## Begin

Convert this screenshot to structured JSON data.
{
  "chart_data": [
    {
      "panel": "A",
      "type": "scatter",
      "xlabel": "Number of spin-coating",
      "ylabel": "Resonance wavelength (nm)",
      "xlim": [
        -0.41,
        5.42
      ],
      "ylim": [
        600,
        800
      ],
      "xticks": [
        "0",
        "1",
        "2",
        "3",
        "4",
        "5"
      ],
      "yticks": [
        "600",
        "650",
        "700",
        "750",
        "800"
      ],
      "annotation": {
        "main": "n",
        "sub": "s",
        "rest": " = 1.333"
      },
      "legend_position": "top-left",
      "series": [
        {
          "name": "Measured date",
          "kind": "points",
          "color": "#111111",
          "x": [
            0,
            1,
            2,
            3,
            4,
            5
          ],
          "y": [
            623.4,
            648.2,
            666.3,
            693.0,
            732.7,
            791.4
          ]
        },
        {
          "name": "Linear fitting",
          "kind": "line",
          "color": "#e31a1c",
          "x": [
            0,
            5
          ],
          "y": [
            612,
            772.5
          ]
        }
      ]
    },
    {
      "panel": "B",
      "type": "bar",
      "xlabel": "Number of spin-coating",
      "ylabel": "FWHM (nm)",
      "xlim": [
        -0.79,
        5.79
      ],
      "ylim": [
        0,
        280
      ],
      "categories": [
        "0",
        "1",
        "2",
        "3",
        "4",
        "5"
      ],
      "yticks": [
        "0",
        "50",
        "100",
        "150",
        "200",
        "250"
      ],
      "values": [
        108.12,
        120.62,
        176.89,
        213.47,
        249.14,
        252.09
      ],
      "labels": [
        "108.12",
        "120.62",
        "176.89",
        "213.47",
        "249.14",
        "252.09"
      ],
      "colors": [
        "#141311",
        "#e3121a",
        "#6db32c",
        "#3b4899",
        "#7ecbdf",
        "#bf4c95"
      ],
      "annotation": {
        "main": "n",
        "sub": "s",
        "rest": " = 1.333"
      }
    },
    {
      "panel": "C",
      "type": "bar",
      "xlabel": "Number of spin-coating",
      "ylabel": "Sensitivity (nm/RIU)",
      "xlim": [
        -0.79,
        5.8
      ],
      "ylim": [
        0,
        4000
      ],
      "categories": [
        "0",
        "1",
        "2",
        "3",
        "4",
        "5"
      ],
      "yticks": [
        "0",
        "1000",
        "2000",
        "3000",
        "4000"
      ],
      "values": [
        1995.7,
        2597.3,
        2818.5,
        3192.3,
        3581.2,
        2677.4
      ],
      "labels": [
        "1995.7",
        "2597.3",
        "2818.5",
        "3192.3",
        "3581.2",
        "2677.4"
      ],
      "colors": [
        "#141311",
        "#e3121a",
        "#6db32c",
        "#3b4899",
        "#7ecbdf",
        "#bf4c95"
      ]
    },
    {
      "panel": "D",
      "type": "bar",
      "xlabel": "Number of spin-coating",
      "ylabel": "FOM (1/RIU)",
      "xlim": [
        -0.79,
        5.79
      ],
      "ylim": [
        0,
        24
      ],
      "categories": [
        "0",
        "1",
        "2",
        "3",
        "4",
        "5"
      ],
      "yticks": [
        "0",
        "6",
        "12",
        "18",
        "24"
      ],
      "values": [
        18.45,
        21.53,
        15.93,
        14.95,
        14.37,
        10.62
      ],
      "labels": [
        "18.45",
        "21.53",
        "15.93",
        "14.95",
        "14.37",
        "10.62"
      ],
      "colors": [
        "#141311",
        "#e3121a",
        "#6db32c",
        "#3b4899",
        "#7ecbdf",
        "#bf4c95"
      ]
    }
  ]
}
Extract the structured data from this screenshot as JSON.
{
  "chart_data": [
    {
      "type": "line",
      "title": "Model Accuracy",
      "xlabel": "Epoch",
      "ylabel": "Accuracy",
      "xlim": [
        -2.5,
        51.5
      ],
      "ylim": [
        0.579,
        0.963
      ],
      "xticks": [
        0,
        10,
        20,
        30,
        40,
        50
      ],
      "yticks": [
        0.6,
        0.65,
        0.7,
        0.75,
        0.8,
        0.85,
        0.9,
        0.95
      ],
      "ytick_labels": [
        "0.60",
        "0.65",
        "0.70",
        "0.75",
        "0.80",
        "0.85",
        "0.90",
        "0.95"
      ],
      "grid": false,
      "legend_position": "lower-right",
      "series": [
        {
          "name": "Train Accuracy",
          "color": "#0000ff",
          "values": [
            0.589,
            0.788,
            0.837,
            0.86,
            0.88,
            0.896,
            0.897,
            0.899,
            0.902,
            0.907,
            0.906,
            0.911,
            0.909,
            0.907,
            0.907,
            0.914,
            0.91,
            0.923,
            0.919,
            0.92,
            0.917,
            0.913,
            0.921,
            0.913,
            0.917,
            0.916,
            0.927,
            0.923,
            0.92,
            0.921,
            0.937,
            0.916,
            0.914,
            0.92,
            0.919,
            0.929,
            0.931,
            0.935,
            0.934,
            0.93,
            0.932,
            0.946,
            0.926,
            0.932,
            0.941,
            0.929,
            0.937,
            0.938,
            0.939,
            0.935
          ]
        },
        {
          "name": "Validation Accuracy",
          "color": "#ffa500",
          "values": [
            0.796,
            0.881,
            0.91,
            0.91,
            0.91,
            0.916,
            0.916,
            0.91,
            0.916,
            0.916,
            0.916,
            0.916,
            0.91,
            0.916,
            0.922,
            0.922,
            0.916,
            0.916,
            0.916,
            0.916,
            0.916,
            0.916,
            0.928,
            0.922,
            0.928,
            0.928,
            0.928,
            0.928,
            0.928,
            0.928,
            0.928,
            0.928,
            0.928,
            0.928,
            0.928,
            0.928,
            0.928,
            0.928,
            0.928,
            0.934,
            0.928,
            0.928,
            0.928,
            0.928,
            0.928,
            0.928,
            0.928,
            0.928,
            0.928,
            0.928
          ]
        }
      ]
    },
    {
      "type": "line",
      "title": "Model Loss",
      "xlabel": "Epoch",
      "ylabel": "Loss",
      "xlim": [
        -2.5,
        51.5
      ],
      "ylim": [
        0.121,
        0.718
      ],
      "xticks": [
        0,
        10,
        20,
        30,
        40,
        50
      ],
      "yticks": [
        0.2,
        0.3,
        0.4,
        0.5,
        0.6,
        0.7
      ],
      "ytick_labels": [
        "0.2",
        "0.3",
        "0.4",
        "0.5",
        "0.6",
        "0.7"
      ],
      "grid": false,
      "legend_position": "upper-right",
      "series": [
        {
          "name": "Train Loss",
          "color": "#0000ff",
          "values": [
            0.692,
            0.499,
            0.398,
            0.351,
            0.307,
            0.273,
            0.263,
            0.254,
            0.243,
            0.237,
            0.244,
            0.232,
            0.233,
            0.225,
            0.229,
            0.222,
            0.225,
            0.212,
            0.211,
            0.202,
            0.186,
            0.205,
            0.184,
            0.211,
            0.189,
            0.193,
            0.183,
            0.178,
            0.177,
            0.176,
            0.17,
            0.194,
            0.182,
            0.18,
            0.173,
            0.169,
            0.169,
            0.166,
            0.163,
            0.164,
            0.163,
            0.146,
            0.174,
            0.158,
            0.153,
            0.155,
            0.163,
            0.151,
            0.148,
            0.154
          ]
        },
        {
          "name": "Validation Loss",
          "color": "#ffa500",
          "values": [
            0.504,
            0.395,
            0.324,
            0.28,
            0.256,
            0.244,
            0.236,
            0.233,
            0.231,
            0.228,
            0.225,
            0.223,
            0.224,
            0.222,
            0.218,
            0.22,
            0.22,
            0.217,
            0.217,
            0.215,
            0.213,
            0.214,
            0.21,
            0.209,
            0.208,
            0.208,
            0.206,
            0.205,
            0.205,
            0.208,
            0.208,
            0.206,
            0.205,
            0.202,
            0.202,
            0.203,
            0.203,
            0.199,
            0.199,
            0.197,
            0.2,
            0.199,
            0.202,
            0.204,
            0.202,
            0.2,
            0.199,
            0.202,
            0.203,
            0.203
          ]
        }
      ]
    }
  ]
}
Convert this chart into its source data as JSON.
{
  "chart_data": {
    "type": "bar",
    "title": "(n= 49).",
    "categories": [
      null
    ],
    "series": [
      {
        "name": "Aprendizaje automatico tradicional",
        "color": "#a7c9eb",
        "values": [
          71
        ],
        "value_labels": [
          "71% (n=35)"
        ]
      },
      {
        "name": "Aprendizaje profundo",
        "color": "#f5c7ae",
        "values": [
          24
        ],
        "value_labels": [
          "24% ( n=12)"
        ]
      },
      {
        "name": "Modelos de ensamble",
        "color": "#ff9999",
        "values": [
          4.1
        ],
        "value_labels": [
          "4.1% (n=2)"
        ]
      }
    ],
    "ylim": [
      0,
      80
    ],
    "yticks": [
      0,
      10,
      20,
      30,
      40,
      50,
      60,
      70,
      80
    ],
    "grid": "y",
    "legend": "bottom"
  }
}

## End

Reproduce only those lines of the entries above that run from the line with "Convert this chart" to the final line.

### [Written response]
Convert this chart into its source data as JSON.
{
  "chart_data": {
    "type": "bar",
    "title": "(n= 49).",
    "categories": [
      null
    ],
    "series": [
      {
        "name": "Aprendizaje automatico tradicional",
        "color": "#a7c9eb",
        "values": [
          71
        ],
        "value_labels": [
          "71% (n=35)"
        ]
      },
      {
        "name": "Aprendizaje profundo",
        "color": "#f5c7ae",
        "values": [
          24
        ],
        "value_labels": [
          "24% ( n=12)"
        ]
      },
      {
        "name": "Modelos de ensamble",
        "color": "#ff9999",
        "values": [
          4.1
        ],
        "value_labels": [
          "4.1% (n=2)"
        ]
      }
    ],
    "ylim": [
      0,
      80
    ],
    "yticks": [
      0,
      10,
      20,
      30,
      40,
      50,
      60,
      70,
      80
    ],
    "grid": "y",
    "legend": "bottom"
  }
}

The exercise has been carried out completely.